* **Short exercise**
Omit every picture and write out the rest of the records exactly.

Records excerpted from a collection:
-*-
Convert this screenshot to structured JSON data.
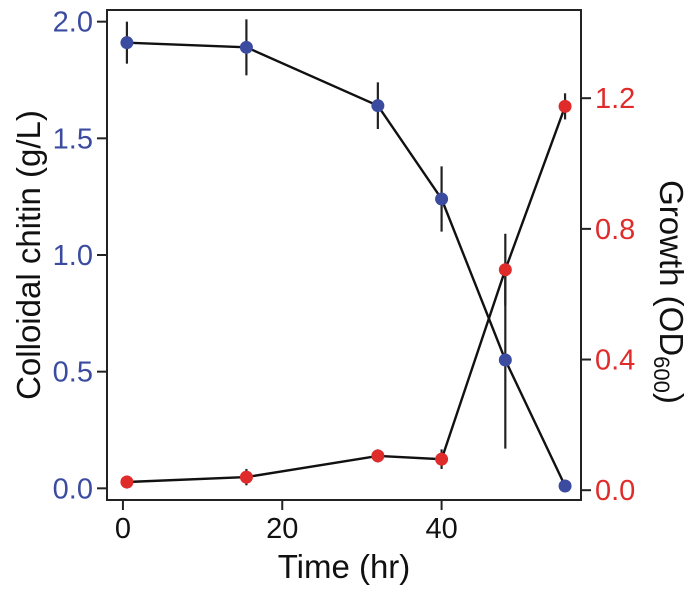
{
  "chart_data": {
    "type": "line",
    "xlabel": "Time (hr)",
    "ylabel_left": "Colloidal chitin (g/L)",
    "ylabel_right": "Growth (OD600)",
    "ylabel_right_main": "Growth (OD",
    "ylabel_right_sub": "600",
    "ylabel_right_close": ")",
    "xlim": [
      -2,
      57.5
    ],
    "ylim_left": [
      -0.05,
      2.05
    ],
    "ylim_right": [
      -0.03,
      1.47
    ],
    "x_ticks": [
      "0",
      "20",
      "40"
    ],
    "x_tick_values": [
      0,
      20,
      40
    ],
    "y_left_ticks": [
      "0.0",
      "0.5",
      "1.0",
      "1.5",
      "2.0"
    ],
    "y_left_tick_values": [
      0,
      0.5,
      1.0,
      1.5,
      2.0
    ],
    "y_right_ticks": [
      "0.0",
      "0.4",
      "0.8",
      "1.2"
    ],
    "y_right_tick_values": [
      0,
      0.4,
      0.8,
      1.2
    ],
    "grid": false,
    "legend": "none",
    "series": [
      {
        "axis": "left",
        "color": "#3a4ba0",
        "x": [
          0.5,
          15.5,
          32,
          40,
          48,
          55.5
        ],
        "y": [
          1.91,
          1.89,
          1.64,
          1.24,
          0.55,
          0.01
        ],
        "err": [
          0.09,
          0.12,
          0.1,
          0.14,
          0.38,
          0.0
        ]
      },
      {
        "axis": "right",
        "color": "#e02b2b",
        "x": [
          0.5,
          15.5,
          32,
          40,
          48,
          55.5
        ],
        "y": [
          0.025,
          0.04,
          0.105,
          0.095,
          0.675,
          1.175
        ],
        "err": [
          0.02,
          0.025,
          0.02,
          0.03,
          0.11,
          0.04
        ]
      }
    ]
  }
}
-*-
* **Reply**
Convert this screenshot to structured JSON data.
{
  "chart_data": {
    "type": "line",
    "xlabel": "Time (hr)",
    "ylabel_left": "Colloidal chitin (g/L)",
    "ylabel_right": "Growth (OD600)",
    "ylabel_right_main": "Growth (OD",
    "ylabel_right_sub": "600",
    "ylabel_right_close": ")",
    "xlim": [
      -2,
      57.5
    ],
    "ylim_left": [
      -0.05,
      2.05
    ],
    "ylim_right": [
      -0.03,
      1.47
    ],
    "x_ticks": [
      "0",
      "20",
      "40"
    ],
    "x_tick_values": [
      0,
      20,
      40
    ],
    "y_left_ticks": [
      "0.0",
      "0.5",
      "1.0",
      "1.5",
      "2.0"
    ],
    "y_left_tick_values": [
      0,
      0.5,
      1.0,
      1.5,
      2.0
    ],
    "y_right_ticks": [
      "0.0",
      "0.4",
      "0.8",
      "1.2"
    ],
    "y_right_tick_values": [
      0,
      0.4,
      0.8,
      1.2
    ],
    "grid": false,
    "legend": "none",
    "series": [
      {
        "axis": "left",
        "color": "#3a4ba0",
        "x": [
          0.5,
          15.5,
          32,
          40,
          48,
          55.5
        ],
        "y": [
          1.91,
          1.89,
          1.64,
          1.24,
          0.55,
          0.01
        ],
        "err": [
          0.09,
          0.12,
          0.1,
          0.14,
          0.38,
          0.0
        ]
      },
      {
        "axis": "right",
        "color": "#e02b2b",
        "x": [
          0.5,
          15.5,
          32,
          40,
          48,
          55.5
        ],
        "y": [
          0.025,
          0.04,
          0.105,
          0.095,
          0.675,
          1.175
        ],
        "err": [
          0.02,
          0.025,
          0.02,
          0.03,
          0.11,
          0.04
        ]
      }
    ]
  }
}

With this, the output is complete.